### Task goal
Return the full listing exactly as it is written.

### Record list

__________________________________________________

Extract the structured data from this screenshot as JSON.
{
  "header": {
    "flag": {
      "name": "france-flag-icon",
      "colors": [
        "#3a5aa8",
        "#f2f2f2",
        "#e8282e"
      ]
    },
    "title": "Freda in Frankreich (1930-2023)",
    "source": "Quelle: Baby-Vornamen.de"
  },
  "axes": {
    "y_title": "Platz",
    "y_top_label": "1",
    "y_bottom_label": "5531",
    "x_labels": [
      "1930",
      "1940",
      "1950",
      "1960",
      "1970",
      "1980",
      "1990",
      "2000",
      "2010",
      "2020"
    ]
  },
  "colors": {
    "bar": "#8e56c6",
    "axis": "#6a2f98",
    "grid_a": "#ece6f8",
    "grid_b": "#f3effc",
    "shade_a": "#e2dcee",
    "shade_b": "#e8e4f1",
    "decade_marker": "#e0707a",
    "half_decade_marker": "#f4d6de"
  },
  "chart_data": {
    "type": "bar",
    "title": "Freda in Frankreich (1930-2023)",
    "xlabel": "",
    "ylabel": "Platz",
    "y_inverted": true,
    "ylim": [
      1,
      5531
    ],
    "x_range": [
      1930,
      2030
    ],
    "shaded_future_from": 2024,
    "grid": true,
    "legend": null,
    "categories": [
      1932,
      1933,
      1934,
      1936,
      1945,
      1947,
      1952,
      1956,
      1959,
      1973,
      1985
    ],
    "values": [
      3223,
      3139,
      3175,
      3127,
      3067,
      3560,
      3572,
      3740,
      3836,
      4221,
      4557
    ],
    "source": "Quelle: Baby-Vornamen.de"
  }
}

__________________________________________________

### The completed task
Extract the structured data from this screenshot as JSON.
{
  "header": {
    "flag": {
      "name": "france-flag-icon",
      "colors": [
        "#3a5aa8",
        "#f2f2f2",
        "#e8282e"
      ]
    },
    "title": "Freda in Frankreich (1930-2023)",
    "source": "Quelle: Baby-Vornamen.de"
  },
  "axes": {
    "y_title": "Platz",
    "y_top_label": "1",
    "y_bottom_label": "5531",
    "x_labels": [
      "1930",
      "1940",
      "1950",
      "1960",
      "1970",
      "1980",
      "1990",
      "2000",
      "2010",
      "2020"
    ]
  },
  "colors": {
    "bar": "#8e56c6",
    "axis": "#6a2f98",
    "grid_a": "#ece6f8",
    "grid_b": "#f3effc",
    "shade_a": "#e2dcee",
    "shade_b": "#e8e4f1",
    "decade_marker": "#e0707a",
    "half_decade_marker": "#f4d6de"
  },
  "chart_data": {
    "type": "bar",
    "title": "Freda in Frankreich (1930-2023)",
    "xlabel": "",
    "ylabel": "Platz",
    "y_inverted": true,
    "ylim": [
      1,
      5531
    ],
    "x_range": [
      1930,
      2030
    ],
    "shaded_future_from": 2024,
    "grid": true,
    "legend": null,
    "categories": [
      1932,
      1933,
      1934,
      1936,
      1945,
      1947,
      1952,
      1956,
      1959,
      1973,
      1985
    ],
    "values": [
      3223,
      3139,
      3175,
      3127,
      3067,
      3560,
      3572,
      3740,
      3836,
      4221,
      4557
    ],
    "source": "Quelle: Baby-Vornamen.de"
  }
}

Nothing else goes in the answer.